◆ INSTRUCTIONS TO FOLLOW
Output all of the entries exactly as written.
BEGIN DATA PROVIDED
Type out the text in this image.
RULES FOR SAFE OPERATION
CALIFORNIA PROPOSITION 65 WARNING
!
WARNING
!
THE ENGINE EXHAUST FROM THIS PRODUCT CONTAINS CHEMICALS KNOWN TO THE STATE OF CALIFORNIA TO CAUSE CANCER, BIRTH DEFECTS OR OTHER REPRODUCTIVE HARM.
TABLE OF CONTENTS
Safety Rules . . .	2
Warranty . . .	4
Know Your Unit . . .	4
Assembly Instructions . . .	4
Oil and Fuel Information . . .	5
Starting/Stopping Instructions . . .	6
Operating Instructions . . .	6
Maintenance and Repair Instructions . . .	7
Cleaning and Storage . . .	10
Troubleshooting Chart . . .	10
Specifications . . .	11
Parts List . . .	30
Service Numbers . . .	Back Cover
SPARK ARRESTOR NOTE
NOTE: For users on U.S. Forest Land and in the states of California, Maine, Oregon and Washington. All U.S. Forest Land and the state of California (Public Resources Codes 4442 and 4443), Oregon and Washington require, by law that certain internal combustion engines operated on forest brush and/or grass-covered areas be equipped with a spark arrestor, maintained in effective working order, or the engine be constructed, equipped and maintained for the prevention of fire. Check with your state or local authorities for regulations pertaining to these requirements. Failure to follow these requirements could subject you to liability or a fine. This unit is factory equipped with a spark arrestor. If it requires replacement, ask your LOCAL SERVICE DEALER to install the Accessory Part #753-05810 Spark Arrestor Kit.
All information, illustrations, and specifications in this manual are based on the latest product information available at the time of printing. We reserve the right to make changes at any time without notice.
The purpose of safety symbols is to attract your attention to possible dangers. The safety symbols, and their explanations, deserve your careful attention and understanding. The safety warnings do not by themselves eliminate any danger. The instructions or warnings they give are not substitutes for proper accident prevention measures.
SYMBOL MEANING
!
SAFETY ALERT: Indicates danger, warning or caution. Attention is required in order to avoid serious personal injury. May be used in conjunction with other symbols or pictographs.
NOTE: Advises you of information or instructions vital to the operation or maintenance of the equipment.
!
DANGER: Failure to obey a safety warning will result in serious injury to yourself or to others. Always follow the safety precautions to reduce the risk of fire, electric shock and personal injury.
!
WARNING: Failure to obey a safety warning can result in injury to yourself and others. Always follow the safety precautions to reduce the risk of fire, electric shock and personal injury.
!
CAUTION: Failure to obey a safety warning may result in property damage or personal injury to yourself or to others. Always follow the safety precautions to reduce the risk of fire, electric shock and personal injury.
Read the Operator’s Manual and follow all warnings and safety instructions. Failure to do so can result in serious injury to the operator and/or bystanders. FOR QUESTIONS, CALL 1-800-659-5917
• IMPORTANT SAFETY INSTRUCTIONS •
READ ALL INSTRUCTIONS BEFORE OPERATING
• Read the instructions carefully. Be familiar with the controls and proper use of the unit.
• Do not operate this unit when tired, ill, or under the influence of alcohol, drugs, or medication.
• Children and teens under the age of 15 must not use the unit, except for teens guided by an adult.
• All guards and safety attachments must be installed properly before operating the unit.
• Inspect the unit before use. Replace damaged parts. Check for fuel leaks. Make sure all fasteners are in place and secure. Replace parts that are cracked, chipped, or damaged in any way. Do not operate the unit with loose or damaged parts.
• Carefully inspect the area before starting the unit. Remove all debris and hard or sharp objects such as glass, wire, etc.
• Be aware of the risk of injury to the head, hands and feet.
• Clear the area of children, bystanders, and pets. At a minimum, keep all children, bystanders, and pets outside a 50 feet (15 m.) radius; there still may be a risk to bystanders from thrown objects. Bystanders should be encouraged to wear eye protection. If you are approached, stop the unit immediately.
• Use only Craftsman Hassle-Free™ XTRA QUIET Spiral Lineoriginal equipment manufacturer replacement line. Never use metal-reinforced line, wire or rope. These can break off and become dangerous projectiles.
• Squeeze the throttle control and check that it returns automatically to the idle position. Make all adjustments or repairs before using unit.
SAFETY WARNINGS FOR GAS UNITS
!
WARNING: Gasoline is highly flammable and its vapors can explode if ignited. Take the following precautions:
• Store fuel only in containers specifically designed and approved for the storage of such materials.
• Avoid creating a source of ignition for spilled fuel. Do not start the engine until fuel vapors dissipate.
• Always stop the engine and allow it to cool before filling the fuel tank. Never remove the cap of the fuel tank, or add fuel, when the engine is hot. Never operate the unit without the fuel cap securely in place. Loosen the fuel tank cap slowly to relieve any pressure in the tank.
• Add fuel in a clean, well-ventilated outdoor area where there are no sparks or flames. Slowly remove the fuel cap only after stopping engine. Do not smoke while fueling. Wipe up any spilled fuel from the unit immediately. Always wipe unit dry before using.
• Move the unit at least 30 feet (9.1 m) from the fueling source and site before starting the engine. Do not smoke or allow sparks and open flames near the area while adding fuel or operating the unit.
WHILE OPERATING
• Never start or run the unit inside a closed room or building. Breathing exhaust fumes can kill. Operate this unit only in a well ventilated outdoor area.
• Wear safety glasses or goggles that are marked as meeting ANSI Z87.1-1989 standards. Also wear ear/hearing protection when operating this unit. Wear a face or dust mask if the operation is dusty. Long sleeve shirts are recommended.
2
END DATA PROVIDED
◆ OUTPUT FOR THIS EXERCISE
Type out the text in this image.
RULES FOR SAFE OPERATION
CALIFORNIA PROPOSITION 65 WARNING
!
WARNING
!
THE ENGINE EXHAUST FROM THIS PRODUCT CONTAINS CHEMICALS KNOWN TO THE STATE OF CALIFORNIA TO CAUSE CANCER, BIRTH DEFECTS OR OTHER REPRODUCTIVE HARM.
TABLE OF CONTENTS
Safety Rules . . .	2
Warranty . . .	4
Know Your Unit . . .	4
Assembly Instructions . . .	4
Oil and Fuel Information . . .	5
Starting/Stopping Instructions . . .	6
Operating Instructions . . .	6
Maintenance and Repair Instructions . . .	7
Cleaning and Storage . . .	10
Troubleshooting Chart . . .	10
Specifications . . .	11
Parts List . . .	30
Service Numbers . . .	Back Cover
SPARK ARRESTOR NOTE
NOTE: For users on U.S. Forest Land and in the states of California, Maine, Oregon and Washington. All U.S. Forest Land and the state of California (Public Resources Codes 4442 and 4443), Oregon and Washington require, by law that certain internal combustion engines operated on forest brush and/or grass-covered areas be equipped with a spark arrestor, maintained in effective working order, or the engine be constructed, equipped and maintained for the prevention of fire. Check with your state or local authorities for regulations pertaining to these requirements. Failure to follow these requirements could subject you to liability or a fine. This unit is factory equipped with a spark arrestor. If it requires replacement, ask your LOCAL SERVICE DEALER to install the Accessory Part #753-05810 Spark Arrestor Kit.
All information, illustrations, and specifications in this manual are based on the latest product information available at the time of printing. We reserve the right to make changes at any time without notice.
The purpose of safety symbols is to attract your attention to possible dangers. The safety symbols, and their explanations, deserve your careful attention and understanding. The safety warnings do not by themselves eliminate any danger. The instructions or warnings they give are not substitutes for proper accident prevention measures.
SYMBOL MEANING
!
SAFETY ALERT: Indicates danger, warning or caution. Attention is required in order to avoid serious personal injury. May be used in conjunction with other symbols or pictographs.
NOTE: Advises you of information or instructions vital to the operation or maintenance of the equipment.
!
DANGER: Failure to obey a safety warning will result in serious injury to yourself or to others. Always follow the safety precautions to reduce the risk of fire, electric shock and personal injury.
!
WARNING: Failure to obey a safety warning can result in injury to yourself and others. Always follow the safety precautions to reduce the risk of fire, electric shock and personal injury.
!
CAUTION: Failure to obey a safety warning may result in property damage or personal injury to yourself or to others. Always follow the safety precautions to reduce the risk of fire, electric shock and personal injury.
Read the Operator’s Manual and follow all warnings and safety instructions. Failure to do so can result in serious injury to the operator and/or bystanders. FOR QUESTIONS, CALL 1-800-659-5917
• IMPORTANT SAFETY INSTRUCTIONS •
READ ALL INSTRUCTIONS BEFORE OPERATING
• Read the instructions carefully. Be familiar with the controls and proper use of the unit.
• Do not operate this unit when tired, ill, or under the influence of alcohol, drugs, or medication.
• Children and teens under the age of 15 must not use the unit, except for teens guided by an adult.
• All guards and safety attachments must be installed properly before operating the unit.
• Inspect the unit before use. Replace damaged parts. Check for fuel leaks. Make sure all fasteners are in place and secure. Replace parts that are cracked, chipped, or damaged in any way. Do not operate the unit with loose or damaged parts.
• Carefully inspect the area before starting the unit. Remove all debris and hard or sharp objects such as glass, wire, etc.
• Be aware of the risk of injury to the head, hands and feet.
• Clear the area of children, bystanders, and pets. At a minimum, keep all children, bystanders, and pets outside a 50 feet (15 m.) radius; there still may be a risk to bystanders from thrown objects. Bystanders should be encouraged to wear eye protection. If you are approached, stop the unit immediately.
• Use only Craftsman Hassle-Free™ XTRA QUIET Spiral Lineoriginal equipment manufacturer replacement line. Never use metal-reinforced line, wire or rope. These can break off and become dangerous projectiles.
• Squeeze the throttle control and check that it returns automatically to the idle position. Make all adjustments or repairs before using unit.
SAFETY WARNINGS FOR GAS UNITS
!
WARNING: Gasoline is highly flammable and its vapors can explode if ignited. Take the following precautions:
• Store fuel only in containers specifically designed and approved for the storage of such materials.
• Avoid creating a source of ignition for spilled fuel. Do not start the engine until fuel vapors dissipate.
• Always stop the engine and allow it to cool before filling the fuel tank. Never remove the cap of the fuel tank, or add fuel, when the engine is hot. Never operate the unit without the fuel cap securely in place. Loosen the fuel tank cap slowly to relieve any pressure in the tank.
• Add fuel in a clean, well-ventilated outdoor area where there are no sparks or flames. Slowly remove the fuel cap only after stopping engine. Do not smoke while fueling. Wipe up any spilled fuel from the unit immediately. Always wipe unit dry before using.
• Move the unit at least 30 feet (9.1 m) from the fueling source and site before starting the engine. Do not smoke or allow sparks and open flames near the area while adding fuel or operating the unit.
WHILE OPERATING
• Never start or run the unit inside a closed room or building. Breathing exhaust fumes can kill. Operate this unit only in a well ventilated outdoor area.
• Wear safety glasses or goggles that are marked as meeting ANSI Z87.1-1989 standards. Also wear ear/hearing protection when operating this unit. Wear a face or dust mask if the operation is dusty. Long sleeve shirts are recommended.
2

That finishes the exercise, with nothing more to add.